Data entries:
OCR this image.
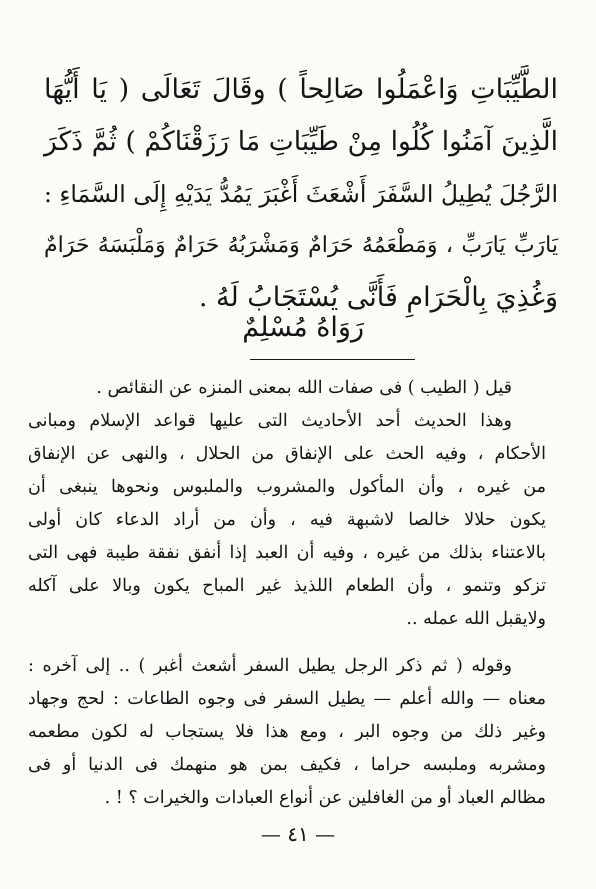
الطَّيِّبَاتِ وَاعْمَلُوا صَالِحاً ) وقَالَ تَعَالَى ( يَا أَيُّهَا
الَّذِينَ آمَنُوا كُلُوا مِنْ طَيِّبَاتِ مَا رَزَقْنَاكُمْ ) ثُمَّ ذَكَرَ
الرَّجُلَ يُطِيلُ السَّفَرَ أَشْعَثَ أَغْبَرَ يَمُدُّ يَدَيْهِ إِلَى السَّمَاءِ :
يَارَبِّ يَارَبِّ ، وَمَطْعَمُهُ حَرَامٌ وَمَشْرَبُهُ حَرَامٌ وَمَلْبَسَهُ حَرَامٌ
وَغُذِيَ بِالْحَرَامِ فَأَنَّى يُسْتَجَابُ لَهُ .
رَوَاهُ مُسْلِمٌ
قيل ( الطيب ) فى صفات الله بمعنى المنزه عن النقائص .
وهذا الحديث أحد الأحاديث التى عليها قواعد الإسلام ومبانى
الأحكام ، وفيه الحث على الإنفاق من الحلال ، والنهى عن الإنفاق
من غيره ، وأن المأكول والمشروب والملبوس ونحوها ينبغى أن
يكون حلالا خالصا لاشبهة فيه ، وأن من أراد الدعاء كان أولى
بالاعتناء بذلك من غيره ، وفيه أن العبد إذا أنفق نفقة طيبة فهى التى
تزكو وتنمو ، وأن الطعام اللذيذ غير المباح يكون وبالا على آكله
ولايقبل الله عمله ..
وقوله ( ثم ذكر الرجل يطيل السفر أشعث أغبر ) .. إلى آخره :
معناه — والله أعلم — يطيل السفر فى وجوه الطاعات : لحج وجهاد
وغير ذلك من وجوه البر ، ومع هذا فلا يستجاب له لكون مطعمه
ومشربه وملبسه حراما ، فكيف بمن هو منهمك فى الدنيا أو فى
مظالم العباد أو من الغافلين عن أنواع العبادات والخيرات ؟ ! .
— ٤١ —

Aim of the task -> Leave out all images, then reproduce the entries above exactly.

Result ->
OCR this image.
الطَّيِّبَاتِ وَاعْمَلُوا صَالِحاً ) وقَالَ تَعَالَى ( يَا أَيُّهَا
الَّذِينَ آمَنُوا كُلُوا مِنْ طَيِّبَاتِ مَا رَزَقْنَاكُمْ ) ثُمَّ ذَكَرَ
الرَّجُلَ يُطِيلُ السَّفَرَ أَشْعَثَ أَغْبَرَ يَمُدُّ يَدَيْهِ إِلَى السَّمَاءِ :
يَارَبِّ يَارَبِّ ، وَمَطْعَمُهُ حَرَامٌ وَمَشْرَبُهُ حَرَامٌ وَمَلْبَسَهُ حَرَامٌ
وَغُذِيَ بِالْحَرَامِ فَأَنَّى يُسْتَجَابُ لَهُ .
رَوَاهُ مُسْلِمٌ
قيل ( الطيب ) فى صفات الله بمعنى المنزه عن النقائص .
وهذا الحديث أحد الأحاديث التى عليها قواعد الإسلام ومبانى
الأحكام ، وفيه الحث على الإنفاق من الحلال ، والنهى عن الإنفاق
من غيره ، وأن المأكول والمشروب والملبوس ونحوها ينبغى أن
يكون حلالا خالصا لاشبهة فيه ، وأن من أراد الدعاء كان أولى
بالاعتناء بذلك من غيره ، وفيه أن العبد إذا أنفق نفقة طيبة فهى التى
تزكو وتنمو ، وأن الطعام اللذيذ غير المباح يكون وبالا على آكله
ولايقبل الله عمله ..
وقوله ( ثم ذكر الرجل يطيل السفر أشعث أغبر ) .. إلى آخره :
معناه — والله أعلم — يطيل السفر فى وجوه الطاعات : لحج وجهاد
وغير ذلك من وجوه البر ، ومع هذا فلا يستجاب له لكون مطعمه
ومشربه وملبسه حراما ، فكيف بمن هو منهمك فى الدنيا أو فى
مظالم العباد أو من الغافلين عن أنواع العبادات والخيرات ؟ ! .
— ٤١ —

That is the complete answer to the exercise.